#### EXERCISE MATERIAL:
=======
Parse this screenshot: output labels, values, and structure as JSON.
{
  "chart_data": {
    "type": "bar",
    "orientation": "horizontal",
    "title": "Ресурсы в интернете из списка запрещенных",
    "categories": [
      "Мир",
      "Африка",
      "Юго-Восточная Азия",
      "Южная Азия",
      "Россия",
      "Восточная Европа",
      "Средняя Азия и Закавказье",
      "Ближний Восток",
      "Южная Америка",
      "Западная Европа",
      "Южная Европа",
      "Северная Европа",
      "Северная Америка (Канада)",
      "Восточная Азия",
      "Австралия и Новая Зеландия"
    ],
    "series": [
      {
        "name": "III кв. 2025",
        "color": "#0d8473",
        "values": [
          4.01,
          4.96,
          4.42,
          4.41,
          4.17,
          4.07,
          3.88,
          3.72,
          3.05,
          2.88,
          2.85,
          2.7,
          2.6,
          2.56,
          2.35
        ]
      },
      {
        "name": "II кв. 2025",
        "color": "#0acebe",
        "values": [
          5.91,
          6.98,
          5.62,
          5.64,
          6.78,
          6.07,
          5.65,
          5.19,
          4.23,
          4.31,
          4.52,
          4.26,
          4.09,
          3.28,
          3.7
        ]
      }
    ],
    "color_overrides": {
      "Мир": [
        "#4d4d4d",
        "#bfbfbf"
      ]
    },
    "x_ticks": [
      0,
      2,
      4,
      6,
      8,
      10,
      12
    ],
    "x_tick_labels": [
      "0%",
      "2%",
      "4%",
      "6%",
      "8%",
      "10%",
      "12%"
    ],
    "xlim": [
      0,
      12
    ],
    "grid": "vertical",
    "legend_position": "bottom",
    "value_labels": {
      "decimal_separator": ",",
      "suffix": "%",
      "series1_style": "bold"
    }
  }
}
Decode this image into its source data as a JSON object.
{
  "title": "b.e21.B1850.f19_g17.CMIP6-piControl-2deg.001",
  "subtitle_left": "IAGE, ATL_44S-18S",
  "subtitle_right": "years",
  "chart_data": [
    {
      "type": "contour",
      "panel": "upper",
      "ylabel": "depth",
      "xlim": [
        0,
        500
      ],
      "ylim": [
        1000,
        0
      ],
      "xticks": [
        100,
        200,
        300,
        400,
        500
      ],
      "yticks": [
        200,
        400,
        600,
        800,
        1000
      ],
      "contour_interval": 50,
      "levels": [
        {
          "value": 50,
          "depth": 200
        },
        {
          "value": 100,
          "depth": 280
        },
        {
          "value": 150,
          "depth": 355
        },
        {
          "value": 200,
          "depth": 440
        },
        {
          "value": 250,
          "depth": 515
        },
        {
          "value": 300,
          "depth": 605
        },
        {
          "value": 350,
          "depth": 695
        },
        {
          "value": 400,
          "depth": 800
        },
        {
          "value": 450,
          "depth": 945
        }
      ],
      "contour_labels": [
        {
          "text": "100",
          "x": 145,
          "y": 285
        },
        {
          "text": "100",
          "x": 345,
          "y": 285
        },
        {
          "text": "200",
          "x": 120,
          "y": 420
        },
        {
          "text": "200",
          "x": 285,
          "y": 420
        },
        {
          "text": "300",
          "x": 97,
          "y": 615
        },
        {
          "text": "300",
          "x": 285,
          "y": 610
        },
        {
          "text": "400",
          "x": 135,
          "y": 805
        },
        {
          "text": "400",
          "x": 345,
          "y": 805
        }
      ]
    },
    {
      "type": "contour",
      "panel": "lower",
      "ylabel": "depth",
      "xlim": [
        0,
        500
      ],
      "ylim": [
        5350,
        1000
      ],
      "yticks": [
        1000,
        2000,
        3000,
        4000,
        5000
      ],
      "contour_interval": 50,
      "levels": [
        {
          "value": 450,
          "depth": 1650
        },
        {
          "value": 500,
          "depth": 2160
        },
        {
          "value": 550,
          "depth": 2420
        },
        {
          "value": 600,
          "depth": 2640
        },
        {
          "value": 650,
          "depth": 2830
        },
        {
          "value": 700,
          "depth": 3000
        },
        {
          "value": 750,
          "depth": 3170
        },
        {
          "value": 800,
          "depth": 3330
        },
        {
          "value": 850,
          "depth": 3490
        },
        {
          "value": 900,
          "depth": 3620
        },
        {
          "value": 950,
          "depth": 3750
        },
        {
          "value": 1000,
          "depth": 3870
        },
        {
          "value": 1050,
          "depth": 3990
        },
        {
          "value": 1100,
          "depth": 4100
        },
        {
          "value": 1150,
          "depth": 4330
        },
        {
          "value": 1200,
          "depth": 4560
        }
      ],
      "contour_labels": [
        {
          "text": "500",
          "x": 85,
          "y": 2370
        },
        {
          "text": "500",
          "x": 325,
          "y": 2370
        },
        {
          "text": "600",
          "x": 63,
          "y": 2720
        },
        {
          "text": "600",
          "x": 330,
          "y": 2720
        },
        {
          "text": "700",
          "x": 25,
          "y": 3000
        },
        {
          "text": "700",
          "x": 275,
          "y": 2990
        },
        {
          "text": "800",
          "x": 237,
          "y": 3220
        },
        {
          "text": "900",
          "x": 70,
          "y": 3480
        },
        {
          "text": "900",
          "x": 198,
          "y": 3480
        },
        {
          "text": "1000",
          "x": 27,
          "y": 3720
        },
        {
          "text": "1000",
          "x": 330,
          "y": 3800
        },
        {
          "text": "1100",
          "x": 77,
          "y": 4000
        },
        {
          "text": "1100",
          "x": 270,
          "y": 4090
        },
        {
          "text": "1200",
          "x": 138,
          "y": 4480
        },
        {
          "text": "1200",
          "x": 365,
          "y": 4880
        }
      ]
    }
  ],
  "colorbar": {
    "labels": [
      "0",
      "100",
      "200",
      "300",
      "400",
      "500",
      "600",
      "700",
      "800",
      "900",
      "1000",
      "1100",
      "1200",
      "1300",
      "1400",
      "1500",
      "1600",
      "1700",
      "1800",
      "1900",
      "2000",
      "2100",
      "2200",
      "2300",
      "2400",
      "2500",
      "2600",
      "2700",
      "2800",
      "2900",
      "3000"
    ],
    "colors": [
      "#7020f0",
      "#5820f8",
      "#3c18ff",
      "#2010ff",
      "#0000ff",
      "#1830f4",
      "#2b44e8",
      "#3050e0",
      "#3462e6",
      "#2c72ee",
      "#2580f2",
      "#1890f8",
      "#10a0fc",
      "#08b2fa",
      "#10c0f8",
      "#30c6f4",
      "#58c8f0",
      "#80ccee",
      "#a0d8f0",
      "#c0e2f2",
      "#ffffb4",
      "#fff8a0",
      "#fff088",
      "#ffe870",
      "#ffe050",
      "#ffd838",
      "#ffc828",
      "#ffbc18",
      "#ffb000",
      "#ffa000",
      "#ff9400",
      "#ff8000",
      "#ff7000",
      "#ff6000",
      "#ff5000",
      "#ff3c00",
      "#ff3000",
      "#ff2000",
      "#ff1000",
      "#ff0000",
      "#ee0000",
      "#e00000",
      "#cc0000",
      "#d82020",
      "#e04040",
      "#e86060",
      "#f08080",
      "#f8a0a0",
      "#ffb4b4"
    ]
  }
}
=======
Work out how many lines of the data above hold the word "Америка", and write only the count.

2